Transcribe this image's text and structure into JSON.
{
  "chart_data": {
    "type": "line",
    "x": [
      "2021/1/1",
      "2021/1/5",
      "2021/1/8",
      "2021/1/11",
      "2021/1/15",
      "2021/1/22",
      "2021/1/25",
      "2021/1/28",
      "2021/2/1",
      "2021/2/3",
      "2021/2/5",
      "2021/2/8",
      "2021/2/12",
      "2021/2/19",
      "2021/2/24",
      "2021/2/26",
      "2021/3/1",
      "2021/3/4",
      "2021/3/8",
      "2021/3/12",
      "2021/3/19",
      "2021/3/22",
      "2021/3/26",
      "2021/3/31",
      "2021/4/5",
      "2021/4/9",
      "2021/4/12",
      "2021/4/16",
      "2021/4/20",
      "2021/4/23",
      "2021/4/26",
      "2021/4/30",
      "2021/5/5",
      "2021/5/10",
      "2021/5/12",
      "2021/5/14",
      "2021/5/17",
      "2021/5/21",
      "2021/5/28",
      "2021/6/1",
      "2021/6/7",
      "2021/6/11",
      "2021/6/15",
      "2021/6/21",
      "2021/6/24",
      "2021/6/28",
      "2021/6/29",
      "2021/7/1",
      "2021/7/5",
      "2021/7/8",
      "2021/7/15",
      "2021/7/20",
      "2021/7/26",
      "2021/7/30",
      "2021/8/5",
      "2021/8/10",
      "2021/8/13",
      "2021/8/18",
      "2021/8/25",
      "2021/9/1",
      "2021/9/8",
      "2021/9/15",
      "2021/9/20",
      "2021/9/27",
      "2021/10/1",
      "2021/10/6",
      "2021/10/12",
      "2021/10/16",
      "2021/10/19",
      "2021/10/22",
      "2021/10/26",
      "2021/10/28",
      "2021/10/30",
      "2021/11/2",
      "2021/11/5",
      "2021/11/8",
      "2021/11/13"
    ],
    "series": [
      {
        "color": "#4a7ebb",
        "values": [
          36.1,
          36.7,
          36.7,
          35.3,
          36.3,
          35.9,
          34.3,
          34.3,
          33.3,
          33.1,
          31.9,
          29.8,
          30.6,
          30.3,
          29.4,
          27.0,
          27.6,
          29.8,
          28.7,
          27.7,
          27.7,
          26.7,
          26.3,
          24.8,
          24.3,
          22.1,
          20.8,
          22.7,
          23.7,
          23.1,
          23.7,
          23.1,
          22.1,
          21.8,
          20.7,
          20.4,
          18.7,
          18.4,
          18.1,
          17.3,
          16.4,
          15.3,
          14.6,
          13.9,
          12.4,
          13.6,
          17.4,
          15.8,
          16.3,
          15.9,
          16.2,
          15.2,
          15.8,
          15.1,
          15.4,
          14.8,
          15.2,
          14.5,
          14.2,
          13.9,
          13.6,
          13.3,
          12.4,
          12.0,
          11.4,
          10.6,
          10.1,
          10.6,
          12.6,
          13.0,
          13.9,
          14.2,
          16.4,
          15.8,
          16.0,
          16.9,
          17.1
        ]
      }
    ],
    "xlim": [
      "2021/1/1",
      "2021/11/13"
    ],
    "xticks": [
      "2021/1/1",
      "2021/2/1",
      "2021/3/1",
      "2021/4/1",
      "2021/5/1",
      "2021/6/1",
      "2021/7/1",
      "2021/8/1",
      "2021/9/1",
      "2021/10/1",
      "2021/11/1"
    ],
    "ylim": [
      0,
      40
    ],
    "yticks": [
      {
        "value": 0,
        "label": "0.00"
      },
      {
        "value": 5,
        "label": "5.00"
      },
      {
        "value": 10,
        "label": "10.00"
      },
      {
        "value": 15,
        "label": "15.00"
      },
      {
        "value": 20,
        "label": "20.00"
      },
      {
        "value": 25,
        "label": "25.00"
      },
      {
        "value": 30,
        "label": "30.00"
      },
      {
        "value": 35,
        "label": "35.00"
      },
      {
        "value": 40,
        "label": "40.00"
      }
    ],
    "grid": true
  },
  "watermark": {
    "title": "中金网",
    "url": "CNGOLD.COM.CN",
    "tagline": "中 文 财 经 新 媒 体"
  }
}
* * *
Give the entries once more, exactly as they appear.

Transcribe this image's text and structure into JSON.
{
  "chart_data": {
    "type": "line",
    "x": [
      "2021/1/1",
      "2021/1/5",
      "2021/1/8",
      "2021/1/11",
      "2021/1/15",
      "2021/1/22",
      "2021/1/25",
      "2021/1/28",
      "2021/2/1",
      "2021/2/3",
      "2021/2/5",
      "2021/2/8",
      "2021/2/12",
      "2021/2/19",
      "2021/2/24",
      "2021/2/26",
      "2021/3/1",
      "2021/3/4",
      "2021/3/8",
      "2021/3/12",
      "2021/3/19",
      "2021/3/22",
      "2021/3/26",
      "2021/3/31",
      "2021/4/5",
      "2021/4/9",
      "2021/4/12",
      "2021/4/16",
      "2021/4/20",
      "2021/4/23",
      "2021/4/26",
      "2021/4/30",
      "2021/5/5",
      "2021/5/10",
      "2021/5/12",
      "2021/5/14",
      "2021/5/17",
      "2021/5/21",
      "2021/5/28",
      "2021/6/1",
      "2021/6/7",
      "2021/6/11",
      "2021/6/15",
      "2021/6/21",
      "2021/6/24",
      "2021/6/28",
      "2021/6/29",
      "2021/7/1",
      "2021/7/5",
      "2021/7/8",
      "2021/7/15",
      "2021/7/20",
      "2021/7/26",
      "2021/7/30",
      "2021/8/5",
      "2021/8/10",
      "2021/8/13",
      "2021/8/18",
      "2021/8/25",
      "2021/9/1",
      "2021/9/8",
      "2021/9/15",
      "2021/9/20",
      "2021/9/27",
      "2021/10/1",
      "2021/10/6",
      "2021/10/12",
      "2021/10/16",
      "2021/10/19",
      "2021/10/22",
      "2021/10/26",
      "2021/10/28",
      "2021/10/30",
      "2021/11/2",
      "2021/11/5",
      "2021/11/8",
      "2021/11/13"
    ],
    "series": [
      {
        "color": "#4a7ebb",
        "values": [
          36.1,
          36.7,
          36.7,
          35.3,
          36.3,
          35.9,
          34.3,
          34.3,
          33.3,
          33.1,
          31.9,
          29.8,
          30.6,
          30.3,
          29.4,
          27.0,
          27.6,
          29.8,
          28.7,
          27.7,
          27.7,
          26.7,
          26.3,
          24.8,
          24.3,
          22.1,
          20.8,
          22.7,
          23.7,
          23.1,
          23.7,
          23.1,
          22.1,
          21.8,
          20.7,
          20.4,
          18.7,
          18.4,
          18.1,
          17.3,
          16.4,
          15.3,
          14.6,
          13.9,
          12.4,
          13.6,
          17.4,
          15.8,
          16.3,
          15.9,
          16.2,
          15.2,
          15.8,
          15.1,
          15.4,
          14.8,
          15.2,
          14.5,
          14.2,
          13.9,
          13.6,
          13.3,
          12.4,
          12.0,
          11.4,
          10.6,
          10.1,
          10.6,
          12.6,
          13.0,
          13.9,
          14.2,
          16.4,
          15.8,
          16.0,
          16.9,
          17.1
        ]
      }
    ],
    "xlim": [
      "2021/1/1",
      "2021/11/13"
    ],
    "xticks": [
      "2021/1/1",
      "2021/2/1",
      "2021/3/1",
      "2021/4/1",
      "2021/5/1",
      "2021/6/1",
      "2021/7/1",
      "2021/8/1",
      "2021/9/1",
      "2021/10/1",
      "2021/11/1"
    ],
    "ylim": [
      0,
      40
    ],
    "yticks": [
      {
        "value": 0,
        "label": "0.00"
      },
      {
        "value": 5,
        "label": "5.00"
      },
      {
        "value": 10,
        "label": "10.00"
      },
      {
        "value": 15,
        "label": "15.00"
      },
      {
        "value": 20,
        "label": "20.00"
      },
      {
        "value": 25,
        "label": "25.00"
      },
      {
        "value": 30,
        "label": "30.00"
      },
      {
        "value": 35,
        "label": "35.00"
      },
      {
        "value": 40,
        "label": "40.00"
      }
    ],
    "grid": true
  },
  "watermark": {
    "title": "中金网",
    "url": "CNGOLD.COM.CN",
    "tagline": "中 文 财 经 新 媒 体"
  }
}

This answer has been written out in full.